THE TASK: How many lines in the entries below include the string "this"? Answer with the number only.

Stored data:
################
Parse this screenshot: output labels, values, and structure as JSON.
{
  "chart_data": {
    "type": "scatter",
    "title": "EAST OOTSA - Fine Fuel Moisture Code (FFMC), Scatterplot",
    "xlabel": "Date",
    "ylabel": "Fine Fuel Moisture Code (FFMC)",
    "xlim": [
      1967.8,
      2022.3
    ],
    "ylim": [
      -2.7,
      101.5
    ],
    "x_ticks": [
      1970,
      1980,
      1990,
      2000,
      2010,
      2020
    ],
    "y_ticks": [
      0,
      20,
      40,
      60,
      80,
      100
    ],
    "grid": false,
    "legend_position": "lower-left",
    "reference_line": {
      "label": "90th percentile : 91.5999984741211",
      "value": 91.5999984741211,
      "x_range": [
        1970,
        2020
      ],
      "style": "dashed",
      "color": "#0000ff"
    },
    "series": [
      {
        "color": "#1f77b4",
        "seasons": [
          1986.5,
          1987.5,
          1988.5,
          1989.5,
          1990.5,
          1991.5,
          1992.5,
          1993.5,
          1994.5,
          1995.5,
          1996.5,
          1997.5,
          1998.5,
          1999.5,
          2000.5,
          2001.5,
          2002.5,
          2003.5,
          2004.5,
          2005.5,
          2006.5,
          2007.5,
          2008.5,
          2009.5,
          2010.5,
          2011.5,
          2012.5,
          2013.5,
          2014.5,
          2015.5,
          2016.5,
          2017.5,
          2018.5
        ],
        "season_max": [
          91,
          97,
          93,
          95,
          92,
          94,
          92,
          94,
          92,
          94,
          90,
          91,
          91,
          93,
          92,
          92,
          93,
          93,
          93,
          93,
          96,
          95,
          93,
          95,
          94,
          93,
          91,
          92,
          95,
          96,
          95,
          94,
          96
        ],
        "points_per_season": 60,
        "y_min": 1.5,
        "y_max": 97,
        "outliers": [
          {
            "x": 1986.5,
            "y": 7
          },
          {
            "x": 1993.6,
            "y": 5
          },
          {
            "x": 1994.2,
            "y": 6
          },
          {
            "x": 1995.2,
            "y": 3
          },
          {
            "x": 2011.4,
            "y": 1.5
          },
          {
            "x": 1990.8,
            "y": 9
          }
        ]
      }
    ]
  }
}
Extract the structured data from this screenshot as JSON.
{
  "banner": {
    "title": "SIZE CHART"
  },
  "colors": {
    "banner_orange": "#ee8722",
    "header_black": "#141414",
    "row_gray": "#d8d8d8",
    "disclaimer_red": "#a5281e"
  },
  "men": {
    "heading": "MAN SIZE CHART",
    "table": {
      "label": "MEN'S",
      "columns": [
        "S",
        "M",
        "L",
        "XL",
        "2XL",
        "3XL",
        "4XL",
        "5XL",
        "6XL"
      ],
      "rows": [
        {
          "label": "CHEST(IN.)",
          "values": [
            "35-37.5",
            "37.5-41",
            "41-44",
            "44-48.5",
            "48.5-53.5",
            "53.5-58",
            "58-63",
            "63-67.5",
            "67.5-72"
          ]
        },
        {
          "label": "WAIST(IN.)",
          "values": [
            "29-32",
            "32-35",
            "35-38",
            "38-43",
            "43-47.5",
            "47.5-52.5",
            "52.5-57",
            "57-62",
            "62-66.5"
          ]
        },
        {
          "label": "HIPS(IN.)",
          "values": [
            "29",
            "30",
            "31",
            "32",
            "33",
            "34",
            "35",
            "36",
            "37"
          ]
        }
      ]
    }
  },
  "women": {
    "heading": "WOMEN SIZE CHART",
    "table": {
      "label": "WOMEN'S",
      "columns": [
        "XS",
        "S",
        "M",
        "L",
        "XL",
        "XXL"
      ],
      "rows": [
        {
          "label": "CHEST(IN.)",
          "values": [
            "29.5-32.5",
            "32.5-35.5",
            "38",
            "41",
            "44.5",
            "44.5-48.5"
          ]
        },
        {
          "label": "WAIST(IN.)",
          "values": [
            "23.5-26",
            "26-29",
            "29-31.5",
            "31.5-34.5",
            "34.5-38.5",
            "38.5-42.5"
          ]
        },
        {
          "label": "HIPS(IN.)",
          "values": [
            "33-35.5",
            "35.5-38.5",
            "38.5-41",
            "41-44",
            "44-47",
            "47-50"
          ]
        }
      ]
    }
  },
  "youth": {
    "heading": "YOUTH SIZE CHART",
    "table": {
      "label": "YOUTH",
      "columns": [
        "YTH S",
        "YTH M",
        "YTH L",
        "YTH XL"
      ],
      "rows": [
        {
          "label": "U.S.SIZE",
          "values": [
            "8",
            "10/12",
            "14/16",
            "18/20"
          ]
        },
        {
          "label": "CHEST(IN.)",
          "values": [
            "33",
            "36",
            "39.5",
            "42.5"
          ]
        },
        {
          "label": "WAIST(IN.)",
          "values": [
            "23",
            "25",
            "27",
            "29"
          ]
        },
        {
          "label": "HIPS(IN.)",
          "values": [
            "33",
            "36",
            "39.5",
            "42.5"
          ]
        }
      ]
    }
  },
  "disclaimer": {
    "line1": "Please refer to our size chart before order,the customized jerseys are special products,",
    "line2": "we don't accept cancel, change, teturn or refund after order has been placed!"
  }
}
################
ANSWER TO THE PROBLEM: 2